= EXERCISE TASK =
Scan the material for the word "this", and copy each line where it shows up.
# Start of ENTRIES SUPPLIED
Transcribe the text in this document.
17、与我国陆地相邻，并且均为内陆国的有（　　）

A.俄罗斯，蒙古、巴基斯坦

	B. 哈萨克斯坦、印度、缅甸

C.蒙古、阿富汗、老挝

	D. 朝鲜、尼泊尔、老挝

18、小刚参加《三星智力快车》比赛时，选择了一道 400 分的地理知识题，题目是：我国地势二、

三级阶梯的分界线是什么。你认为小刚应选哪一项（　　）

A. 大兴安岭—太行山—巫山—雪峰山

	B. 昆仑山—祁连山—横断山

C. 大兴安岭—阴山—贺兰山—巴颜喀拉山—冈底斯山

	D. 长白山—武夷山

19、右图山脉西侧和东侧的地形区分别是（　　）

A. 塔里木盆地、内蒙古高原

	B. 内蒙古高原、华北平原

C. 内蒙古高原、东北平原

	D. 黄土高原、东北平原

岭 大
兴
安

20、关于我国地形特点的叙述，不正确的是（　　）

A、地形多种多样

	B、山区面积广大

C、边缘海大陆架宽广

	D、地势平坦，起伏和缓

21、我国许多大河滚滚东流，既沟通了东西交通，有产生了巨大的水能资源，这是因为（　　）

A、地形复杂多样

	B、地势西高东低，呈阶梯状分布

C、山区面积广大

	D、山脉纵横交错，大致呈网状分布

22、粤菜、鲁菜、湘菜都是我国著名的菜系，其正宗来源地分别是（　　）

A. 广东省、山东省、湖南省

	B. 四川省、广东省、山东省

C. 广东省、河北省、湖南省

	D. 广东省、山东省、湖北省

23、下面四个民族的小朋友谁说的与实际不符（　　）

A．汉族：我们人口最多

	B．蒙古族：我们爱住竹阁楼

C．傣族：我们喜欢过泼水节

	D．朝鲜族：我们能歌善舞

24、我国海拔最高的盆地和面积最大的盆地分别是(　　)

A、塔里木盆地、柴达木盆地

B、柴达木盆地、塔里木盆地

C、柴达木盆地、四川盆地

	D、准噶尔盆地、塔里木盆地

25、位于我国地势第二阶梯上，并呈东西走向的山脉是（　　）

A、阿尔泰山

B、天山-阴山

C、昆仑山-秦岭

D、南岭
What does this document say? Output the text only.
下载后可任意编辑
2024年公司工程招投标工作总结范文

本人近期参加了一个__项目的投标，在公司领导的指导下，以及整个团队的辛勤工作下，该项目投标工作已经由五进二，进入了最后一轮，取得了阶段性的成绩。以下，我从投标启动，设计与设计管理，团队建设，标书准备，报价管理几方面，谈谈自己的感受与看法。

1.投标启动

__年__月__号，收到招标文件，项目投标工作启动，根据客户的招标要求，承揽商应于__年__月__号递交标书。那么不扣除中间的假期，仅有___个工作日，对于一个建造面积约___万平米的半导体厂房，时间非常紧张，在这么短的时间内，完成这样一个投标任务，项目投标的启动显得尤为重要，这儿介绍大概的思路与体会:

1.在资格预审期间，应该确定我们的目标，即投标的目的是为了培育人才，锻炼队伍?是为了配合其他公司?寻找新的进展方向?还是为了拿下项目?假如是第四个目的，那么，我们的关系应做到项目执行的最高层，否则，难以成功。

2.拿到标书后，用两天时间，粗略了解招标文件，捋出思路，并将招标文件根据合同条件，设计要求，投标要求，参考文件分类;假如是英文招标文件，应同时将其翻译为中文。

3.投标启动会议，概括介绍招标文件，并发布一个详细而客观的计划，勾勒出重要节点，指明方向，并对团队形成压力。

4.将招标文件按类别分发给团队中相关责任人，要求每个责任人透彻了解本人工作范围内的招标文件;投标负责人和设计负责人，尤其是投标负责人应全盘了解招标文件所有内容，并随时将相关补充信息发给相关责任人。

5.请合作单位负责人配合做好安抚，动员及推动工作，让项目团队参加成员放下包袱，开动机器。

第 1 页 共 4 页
# End of ENTRIES SUPPLIED
= RESPONSE =
Transcribe the text in this document.
What does this document say? Output the text only.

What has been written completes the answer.